**WHAT THE EXERCISE ASKS**.
Output the data exactly, with every line intact.

**Records from a collection**.

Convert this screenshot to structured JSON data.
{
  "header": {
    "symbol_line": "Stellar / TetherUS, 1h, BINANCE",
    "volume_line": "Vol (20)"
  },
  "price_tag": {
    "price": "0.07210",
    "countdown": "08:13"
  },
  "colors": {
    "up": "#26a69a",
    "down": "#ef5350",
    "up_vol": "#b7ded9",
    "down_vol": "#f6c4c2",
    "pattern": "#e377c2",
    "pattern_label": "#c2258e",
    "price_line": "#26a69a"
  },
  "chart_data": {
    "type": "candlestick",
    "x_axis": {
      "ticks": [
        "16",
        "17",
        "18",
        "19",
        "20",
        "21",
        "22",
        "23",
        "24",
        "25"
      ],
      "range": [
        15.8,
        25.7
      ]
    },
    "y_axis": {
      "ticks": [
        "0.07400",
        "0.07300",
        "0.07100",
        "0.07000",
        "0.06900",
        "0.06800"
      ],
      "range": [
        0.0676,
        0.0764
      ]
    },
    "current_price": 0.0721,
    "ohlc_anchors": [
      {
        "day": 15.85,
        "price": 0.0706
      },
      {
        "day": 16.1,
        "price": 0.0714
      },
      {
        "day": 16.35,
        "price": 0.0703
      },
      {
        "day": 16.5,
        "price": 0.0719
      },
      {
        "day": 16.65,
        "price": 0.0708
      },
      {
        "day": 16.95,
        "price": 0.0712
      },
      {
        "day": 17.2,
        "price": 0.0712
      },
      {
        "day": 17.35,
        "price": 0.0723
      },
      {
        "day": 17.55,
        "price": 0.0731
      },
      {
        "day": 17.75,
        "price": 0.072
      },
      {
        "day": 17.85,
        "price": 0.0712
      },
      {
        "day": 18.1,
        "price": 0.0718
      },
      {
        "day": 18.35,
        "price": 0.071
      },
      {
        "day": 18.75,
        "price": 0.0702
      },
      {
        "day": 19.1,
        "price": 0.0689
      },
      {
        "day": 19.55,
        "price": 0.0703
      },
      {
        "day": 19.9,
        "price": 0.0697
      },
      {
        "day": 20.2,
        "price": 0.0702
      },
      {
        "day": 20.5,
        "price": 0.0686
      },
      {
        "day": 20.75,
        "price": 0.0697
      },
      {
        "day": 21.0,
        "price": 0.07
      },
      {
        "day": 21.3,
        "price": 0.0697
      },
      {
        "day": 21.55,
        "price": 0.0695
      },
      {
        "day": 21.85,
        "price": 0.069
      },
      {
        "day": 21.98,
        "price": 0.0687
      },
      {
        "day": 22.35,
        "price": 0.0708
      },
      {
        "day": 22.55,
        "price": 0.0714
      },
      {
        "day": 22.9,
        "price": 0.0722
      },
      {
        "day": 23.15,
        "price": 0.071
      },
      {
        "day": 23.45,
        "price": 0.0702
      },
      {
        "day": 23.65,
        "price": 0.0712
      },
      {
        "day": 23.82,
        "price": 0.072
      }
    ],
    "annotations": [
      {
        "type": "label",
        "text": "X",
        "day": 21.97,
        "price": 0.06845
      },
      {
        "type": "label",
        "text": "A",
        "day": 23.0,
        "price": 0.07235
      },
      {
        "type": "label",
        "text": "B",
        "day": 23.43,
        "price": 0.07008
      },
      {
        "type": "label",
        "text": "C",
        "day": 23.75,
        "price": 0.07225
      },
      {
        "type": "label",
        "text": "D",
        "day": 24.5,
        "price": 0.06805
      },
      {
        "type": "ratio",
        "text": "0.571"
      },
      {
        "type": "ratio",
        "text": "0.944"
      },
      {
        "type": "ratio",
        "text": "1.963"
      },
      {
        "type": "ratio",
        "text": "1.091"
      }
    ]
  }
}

**ANSWER FOR THE TASK**.
Convert this screenshot to structured JSON data.
{
  "header": {
    "symbol_line": "Stellar / TetherUS, 1h, BINANCE",
    "volume_line": "Vol (20)"
  },
  "price_tag": {
    "price": "0.07210",
    "countdown": "08:13"
  },
  "colors": {
    "up": "#26a69a",
    "down": "#ef5350",
    "up_vol": "#b7ded9",
    "down_vol": "#f6c4c2",
    "pattern": "#e377c2",
    "pattern_label": "#c2258e",
    "price_line": "#26a69a"
  },
  "chart_data": {
    "type": "candlestick",
    "x_axis": {
      "ticks": [
        "16",
        "17",
        "18",
        "19",
        "20",
        "21",
        "22",
        "23",
        "24",
        "25"
      ],
      "range": [
        15.8,
        25.7
      ]
    },
    "y_axis": {
      "ticks": [
        "0.07400",
        "0.07300",
        "0.07100",
        "0.07000",
        "0.06900",
        "0.06800"
      ],
      "range": [
        0.0676,
        0.0764
      ]
    },
    "current_price": 0.0721,
    "ohlc_anchors": [
      {
        "day": 15.85,
        "price": 0.0706
      },
      {
        "day": 16.1,
        "price": 0.0714
      },
      {
        "day": 16.35,
        "price": 0.0703
      },
      {
        "day": 16.5,
        "price": 0.0719
      },
      {
        "day": 16.65,
        "price": 0.0708
      },
      {
        "day": 16.95,
        "price": 0.0712
      },
      {
        "day": 17.2,
        "price": 0.0712
      },
      {
        "day": 17.35,
        "price": 0.0723
      },
      {
        "day": 17.55,
        "price": 0.0731
      },
      {
        "day": 17.75,
        "price": 0.072
      },
      {
        "day": 17.85,
        "price": 0.0712
      },
      {
        "day": 18.1,
        "price": 0.0718
      },
      {
        "day": 18.35,
        "price": 0.071
      },
      {
        "day": 18.75,
        "price": 0.0702
      },
      {
        "day": 19.1,
        "price": 0.0689
      },
      {
        "day": 19.55,
        "price": 0.0703
      },
      {
        "day": 19.9,
        "price": 0.0697
      },
      {
        "day": 20.2,
        "price": 0.0702
      },
      {
        "day": 20.5,
        "price": 0.0686
      },
      {
        "day": 20.75,
        "price": 0.0697
      },
      {
        "day": 21.0,
        "price": 0.07
      },
      {
        "day": 21.3,
        "price": 0.0697
      },
      {
        "day": 21.55,
        "price": 0.0695
      },
      {
        "day": 21.85,
        "price": 0.069
      },
      {
        "day": 21.98,
        "price": 0.0687
      },
      {
        "day": 22.35,
        "price": 0.0708
      },
      {
        "day": 22.55,
        "price": 0.0714
      },
      {
        "day": 22.9,
        "price": 0.0722
      },
      {
        "day": 23.15,
        "price": 0.071
      },
      {
        "day": 23.45,
        "price": 0.0702
      },
      {
        "day": 23.65,
        "price": 0.0712
      },
      {
        "day": 23.82,
        "price": 0.072
      }
    ],
    "annotations": [
      {
        "type": "label",
        "text": "X",
        "day": 21.97,
        "price": 0.06845
      },
      {
        "type": "label",
        "text": "A",
        "day": 23.0,
        "price": 0.07235
      },
      {
        "type": "label",
        "text": "B",
        "day": 23.43,
        "price": 0.07008
      },
      {
        "type": "label",
        "text": "C",
        "day": 23.75,
        "price": 0.07225
      },
      {
        "type": "label",
        "text": "D",
        "day": 24.5,
        "price": 0.06805
      },
      {
        "type": "ratio",
        "text": "0.571"
      },
      {
        "type": "ratio",
        "text": "0.944"
      },
      {
        "type": "ratio",
        "text": "1.963"
      },
      {
        "type": "ratio",
        "text": "1.091"
      }
    ]
  }
}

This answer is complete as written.